- [Short problem]: In the material below, identify each line bearing the word "документов". Reproduce those lines.

■ ■ ■

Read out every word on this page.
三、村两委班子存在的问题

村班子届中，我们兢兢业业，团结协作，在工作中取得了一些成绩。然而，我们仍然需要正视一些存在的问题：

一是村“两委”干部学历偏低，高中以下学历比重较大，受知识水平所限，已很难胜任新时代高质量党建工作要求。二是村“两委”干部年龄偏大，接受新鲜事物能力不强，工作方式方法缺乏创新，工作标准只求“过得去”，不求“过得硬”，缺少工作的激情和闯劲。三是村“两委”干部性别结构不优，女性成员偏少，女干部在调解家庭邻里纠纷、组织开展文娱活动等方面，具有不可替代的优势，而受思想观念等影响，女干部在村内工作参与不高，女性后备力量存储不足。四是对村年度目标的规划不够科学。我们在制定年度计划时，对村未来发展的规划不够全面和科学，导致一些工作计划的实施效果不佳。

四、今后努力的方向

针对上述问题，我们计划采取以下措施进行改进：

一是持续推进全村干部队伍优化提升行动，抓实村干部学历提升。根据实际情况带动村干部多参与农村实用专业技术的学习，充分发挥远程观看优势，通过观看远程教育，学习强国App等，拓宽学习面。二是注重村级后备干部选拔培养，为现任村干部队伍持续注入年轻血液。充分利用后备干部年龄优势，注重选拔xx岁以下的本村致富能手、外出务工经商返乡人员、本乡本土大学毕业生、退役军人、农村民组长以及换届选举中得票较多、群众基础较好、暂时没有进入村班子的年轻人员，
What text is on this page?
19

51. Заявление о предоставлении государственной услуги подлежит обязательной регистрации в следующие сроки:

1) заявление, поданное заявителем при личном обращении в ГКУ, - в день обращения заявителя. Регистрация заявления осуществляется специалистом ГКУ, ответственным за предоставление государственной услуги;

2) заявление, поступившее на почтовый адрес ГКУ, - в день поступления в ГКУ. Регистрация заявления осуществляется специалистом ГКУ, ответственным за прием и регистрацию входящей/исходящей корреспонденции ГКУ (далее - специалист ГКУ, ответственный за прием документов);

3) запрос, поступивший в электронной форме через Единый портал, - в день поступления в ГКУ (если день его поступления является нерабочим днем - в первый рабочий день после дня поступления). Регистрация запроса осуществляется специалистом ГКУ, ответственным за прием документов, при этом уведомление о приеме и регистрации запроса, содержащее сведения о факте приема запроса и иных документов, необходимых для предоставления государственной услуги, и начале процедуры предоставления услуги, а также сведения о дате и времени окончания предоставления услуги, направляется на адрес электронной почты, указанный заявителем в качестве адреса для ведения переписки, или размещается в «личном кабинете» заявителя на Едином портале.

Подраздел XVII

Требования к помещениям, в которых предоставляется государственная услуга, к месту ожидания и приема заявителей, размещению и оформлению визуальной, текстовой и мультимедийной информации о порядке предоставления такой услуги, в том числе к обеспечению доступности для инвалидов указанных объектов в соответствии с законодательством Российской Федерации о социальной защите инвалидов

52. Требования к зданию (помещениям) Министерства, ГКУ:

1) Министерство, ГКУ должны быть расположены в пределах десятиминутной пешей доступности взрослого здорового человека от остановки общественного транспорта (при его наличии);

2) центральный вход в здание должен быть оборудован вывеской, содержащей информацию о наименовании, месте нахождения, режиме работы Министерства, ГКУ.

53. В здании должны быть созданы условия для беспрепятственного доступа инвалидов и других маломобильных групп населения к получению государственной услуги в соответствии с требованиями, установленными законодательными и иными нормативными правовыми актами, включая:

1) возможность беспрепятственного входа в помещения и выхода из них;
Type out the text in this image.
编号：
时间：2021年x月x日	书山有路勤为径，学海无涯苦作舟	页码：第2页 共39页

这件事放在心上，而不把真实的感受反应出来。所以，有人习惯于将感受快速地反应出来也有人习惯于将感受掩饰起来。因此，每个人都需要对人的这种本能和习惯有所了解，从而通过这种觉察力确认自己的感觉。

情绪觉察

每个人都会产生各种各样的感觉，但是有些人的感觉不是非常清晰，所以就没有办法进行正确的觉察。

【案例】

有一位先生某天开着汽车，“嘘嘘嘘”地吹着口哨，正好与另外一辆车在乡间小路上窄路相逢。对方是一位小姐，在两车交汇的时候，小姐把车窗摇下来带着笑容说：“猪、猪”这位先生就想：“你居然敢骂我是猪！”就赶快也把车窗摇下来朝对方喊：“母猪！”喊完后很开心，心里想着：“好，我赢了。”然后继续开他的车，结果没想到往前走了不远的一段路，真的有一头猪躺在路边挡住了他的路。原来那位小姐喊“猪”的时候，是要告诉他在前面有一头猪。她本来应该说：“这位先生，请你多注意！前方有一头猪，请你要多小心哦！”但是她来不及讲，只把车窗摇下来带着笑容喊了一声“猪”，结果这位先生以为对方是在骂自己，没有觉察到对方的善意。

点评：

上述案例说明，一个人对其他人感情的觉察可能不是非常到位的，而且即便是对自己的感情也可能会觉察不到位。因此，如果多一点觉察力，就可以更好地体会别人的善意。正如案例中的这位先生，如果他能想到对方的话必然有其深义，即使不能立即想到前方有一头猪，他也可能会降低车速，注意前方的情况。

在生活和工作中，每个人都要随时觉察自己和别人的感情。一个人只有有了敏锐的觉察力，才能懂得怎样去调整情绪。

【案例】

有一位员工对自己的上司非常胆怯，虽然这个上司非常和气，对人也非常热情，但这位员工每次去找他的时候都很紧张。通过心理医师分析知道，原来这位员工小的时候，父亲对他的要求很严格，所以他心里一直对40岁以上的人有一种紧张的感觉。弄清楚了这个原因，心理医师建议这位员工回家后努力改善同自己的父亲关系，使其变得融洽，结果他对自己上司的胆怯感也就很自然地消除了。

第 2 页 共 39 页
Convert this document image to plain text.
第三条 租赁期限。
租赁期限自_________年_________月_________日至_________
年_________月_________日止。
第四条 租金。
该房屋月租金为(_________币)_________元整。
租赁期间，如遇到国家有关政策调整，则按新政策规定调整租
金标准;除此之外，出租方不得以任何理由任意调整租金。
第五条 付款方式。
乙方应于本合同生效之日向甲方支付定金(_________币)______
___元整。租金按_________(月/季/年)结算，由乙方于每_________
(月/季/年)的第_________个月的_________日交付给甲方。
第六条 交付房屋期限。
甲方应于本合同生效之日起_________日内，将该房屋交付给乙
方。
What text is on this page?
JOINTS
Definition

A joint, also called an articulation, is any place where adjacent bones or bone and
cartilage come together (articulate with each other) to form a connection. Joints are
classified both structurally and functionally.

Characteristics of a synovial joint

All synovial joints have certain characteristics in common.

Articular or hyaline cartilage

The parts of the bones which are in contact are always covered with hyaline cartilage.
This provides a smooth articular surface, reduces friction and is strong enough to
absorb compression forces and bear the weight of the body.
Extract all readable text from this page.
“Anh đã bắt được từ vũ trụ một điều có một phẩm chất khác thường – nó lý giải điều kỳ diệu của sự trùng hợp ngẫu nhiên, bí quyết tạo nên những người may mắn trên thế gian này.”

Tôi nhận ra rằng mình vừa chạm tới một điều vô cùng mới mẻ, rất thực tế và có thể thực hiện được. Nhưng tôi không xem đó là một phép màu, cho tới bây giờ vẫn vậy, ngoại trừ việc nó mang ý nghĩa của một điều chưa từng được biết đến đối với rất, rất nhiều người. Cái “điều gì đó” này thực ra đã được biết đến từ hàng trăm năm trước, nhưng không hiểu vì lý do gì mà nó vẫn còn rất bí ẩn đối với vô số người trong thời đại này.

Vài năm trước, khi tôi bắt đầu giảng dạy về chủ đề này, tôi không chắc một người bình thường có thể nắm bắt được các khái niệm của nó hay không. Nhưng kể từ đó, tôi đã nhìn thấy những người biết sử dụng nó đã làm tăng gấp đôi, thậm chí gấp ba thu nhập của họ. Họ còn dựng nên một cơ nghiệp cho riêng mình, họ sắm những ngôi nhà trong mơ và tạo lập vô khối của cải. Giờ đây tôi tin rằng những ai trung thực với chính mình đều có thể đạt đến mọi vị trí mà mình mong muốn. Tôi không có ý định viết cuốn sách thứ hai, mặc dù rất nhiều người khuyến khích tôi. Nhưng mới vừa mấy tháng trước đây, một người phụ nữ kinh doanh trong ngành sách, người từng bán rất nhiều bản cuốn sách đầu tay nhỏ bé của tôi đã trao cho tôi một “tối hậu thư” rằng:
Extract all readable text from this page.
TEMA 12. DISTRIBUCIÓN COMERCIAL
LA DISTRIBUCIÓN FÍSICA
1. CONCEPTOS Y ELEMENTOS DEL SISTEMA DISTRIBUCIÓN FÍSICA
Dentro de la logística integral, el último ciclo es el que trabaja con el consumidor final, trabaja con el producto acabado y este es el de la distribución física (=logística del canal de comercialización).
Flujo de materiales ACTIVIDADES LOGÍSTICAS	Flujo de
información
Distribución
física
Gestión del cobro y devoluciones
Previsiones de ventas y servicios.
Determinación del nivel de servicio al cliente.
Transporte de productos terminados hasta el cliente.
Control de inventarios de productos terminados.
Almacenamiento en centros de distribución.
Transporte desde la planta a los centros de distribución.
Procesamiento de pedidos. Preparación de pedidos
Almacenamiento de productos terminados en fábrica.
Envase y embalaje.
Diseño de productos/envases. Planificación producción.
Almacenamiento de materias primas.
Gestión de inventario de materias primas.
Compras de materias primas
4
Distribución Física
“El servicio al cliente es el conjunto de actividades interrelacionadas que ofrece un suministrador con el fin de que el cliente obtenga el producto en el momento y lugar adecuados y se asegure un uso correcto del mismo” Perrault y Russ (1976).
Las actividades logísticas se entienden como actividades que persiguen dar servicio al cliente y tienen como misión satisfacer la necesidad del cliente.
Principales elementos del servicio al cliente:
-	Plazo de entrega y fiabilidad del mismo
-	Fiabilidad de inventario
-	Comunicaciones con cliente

■ ■ ■

- [Solution to this exercise]:
2) заявление, поступившее на почтовый адрес ГКУ, - в день поступления в ГКУ. Регистрация заявления осуществляется специалистом ГКУ, ответственным за прием и регистрацию входящей/исходящей корреспонденции ГКУ (далее - специалист ГКУ, ответственный за прием документов);
3) запрос, поступивший в электронной форме через Единый портал, - в день поступления в ГКУ (если день его поступления является нерабочим днем - в первый рабочий день после дня поступления). Регистрация запроса осуществляется специалистом ГКУ, ответственным за прием документов, при этом уведомление о приеме и регистрации запроса, содержащее сведения о факте приема запроса и иных документов, необходимых для предоставления государственной услуги, и начале процедуры предоставления услуги, а также сведения о дате и времени окончания предоставления услуги, направляется на адрес электронной почты, указанный заявителем в качестве адреса для ведения переписки, или размещается в «личном кабинете» заявителя на Едином портале.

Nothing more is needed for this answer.